- Problem -
Pick out each line below containing "pattern".

········

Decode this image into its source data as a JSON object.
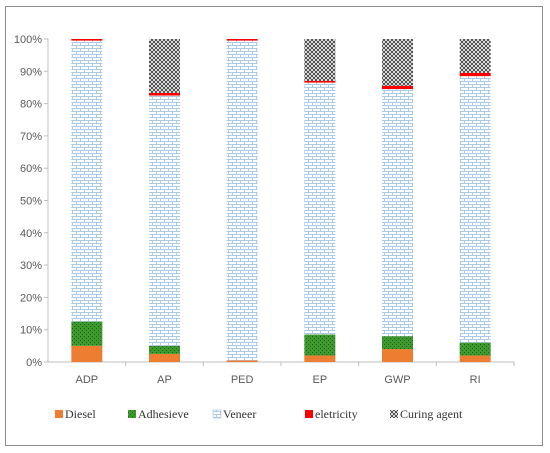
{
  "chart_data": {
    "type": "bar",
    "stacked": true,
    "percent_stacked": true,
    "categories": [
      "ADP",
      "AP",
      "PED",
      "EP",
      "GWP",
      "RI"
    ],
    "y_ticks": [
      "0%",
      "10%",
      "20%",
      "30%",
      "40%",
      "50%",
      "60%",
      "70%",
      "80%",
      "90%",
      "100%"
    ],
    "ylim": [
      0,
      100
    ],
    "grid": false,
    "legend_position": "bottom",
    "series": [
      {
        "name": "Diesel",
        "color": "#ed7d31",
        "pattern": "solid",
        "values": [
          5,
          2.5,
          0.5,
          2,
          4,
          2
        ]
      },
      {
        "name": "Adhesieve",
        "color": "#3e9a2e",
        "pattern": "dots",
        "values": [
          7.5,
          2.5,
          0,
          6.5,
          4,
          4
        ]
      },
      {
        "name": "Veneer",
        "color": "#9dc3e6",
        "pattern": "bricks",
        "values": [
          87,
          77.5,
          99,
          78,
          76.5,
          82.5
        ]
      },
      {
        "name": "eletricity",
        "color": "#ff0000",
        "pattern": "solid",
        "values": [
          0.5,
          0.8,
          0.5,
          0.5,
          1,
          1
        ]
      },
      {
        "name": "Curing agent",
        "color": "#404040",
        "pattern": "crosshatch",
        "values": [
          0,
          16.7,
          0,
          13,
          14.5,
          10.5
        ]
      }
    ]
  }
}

········

- Full response -
        "pattern": "solid",
        "pattern": "dots",
        "pattern": "bricks",
        "pattern": "solid",
        "pattern": "crosshatch",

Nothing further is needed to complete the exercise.